** Opening EXERCISE MATERIALS block **

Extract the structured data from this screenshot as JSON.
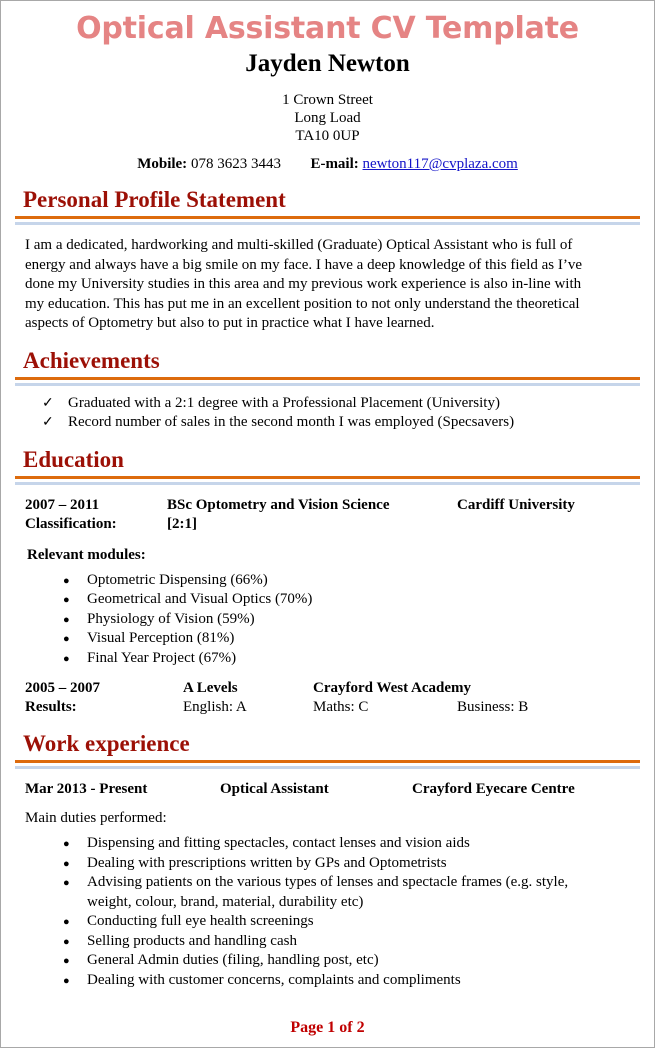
{
  "colors": {
    "title": "#e58484",
    "heading": "#9c1006",
    "rule_orange": "#dd6b0d",
    "rule_blue": "#c6d5ea",
    "link": "#1414c8",
    "footer": "#c00000"
  },
  "header": {
    "document_title": "Optical Assistant CV Template",
    "name": "Jayden Newton",
    "address_line1": "1 Crown Street",
    "address_line2": "Long Load",
    "address_line3": "TA10 0UP",
    "mobile_label": "Mobile:",
    "mobile_value": "078 3623 3443",
    "email_label": "E-mail:",
    "email_value": "newton117@cvplaza.com"
  },
  "profile": {
    "heading": "Personal Profile Statement",
    "text": "I am a dedicated, hardworking and multi-skilled (Graduate) Optical Assistant who is full of energy and always have a big smile on my face. I have a deep knowledge of this field as I’ve done my University studies in this area and my previous work experience is also in-line with my education. This has put me in an excellent position to not only understand the theoretical aspects of Optometry but also to put in practice what I have learned."
  },
  "achievements": {
    "heading": "Achievements",
    "items": [
      "Graduated with a 2:1 degree with a Professional Placement (University)",
      "Record number of sales in the second month I was employed (Specsavers)"
    ]
  },
  "education": {
    "heading": "Education",
    "entry1": {
      "years": "2007 – 2011",
      "qualification": "BSc Optometry and Vision Science",
      "institution": "Cardiff University",
      "classification_label": "Classification:",
      "classification_value": "[2:1]"
    },
    "modules_label": "Relevant modules:",
    "modules": [
      "Optometric Dispensing (66%)",
      "Geometrical and Visual Optics (70%)",
      "Physiology of Vision (59%)",
      "Visual Perception (81%)",
      "Final Year Project (67%)"
    ],
    "entry2": {
      "years": "2005 – 2007",
      "qualification": "A Levels",
      "institution": "Crayford West Academy",
      "results_label": "Results:",
      "result1": "English: A",
      "result2": "Maths: C",
      "result3": "Business: B"
    }
  },
  "work": {
    "heading": "Work experience",
    "entry1": {
      "dates": "Mar 2013 - Present",
      "role": "Optical Assistant",
      "employer": "Crayford Eyecare Centre",
      "duties_label": "Main duties performed:",
      "duties": [
        "Dispensing and fitting spectacles, contact lenses and vision aids",
        "Dealing with prescriptions written by GPs and Optometrists",
        "Advising patients on the various types of lenses and spectacle frames (e.g. style, weight, colour, brand, material, durability etc)",
        "Conducting full eye health screenings",
        "Selling products and handling cash",
        "General Admin duties (filing, handling post, etc)",
        "Dealing with customer concerns, complaints and compliments"
      ]
    }
  },
  "footer": {
    "page_label": "Page 1 of 2"
  }
}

** Closing EXERCISE MATERIALS block **

REQUIRED ACTION - Once you have found every line above holding the word "lenses", copy those lines.

RESULT OF THE TASK -
        "Dispensing and fitting spectacles, contact lenses and vision aids",
        "Advising patients on the various types of lenses and spectacle frames (e.g. style, weight, colour, brand, material, durability etc)",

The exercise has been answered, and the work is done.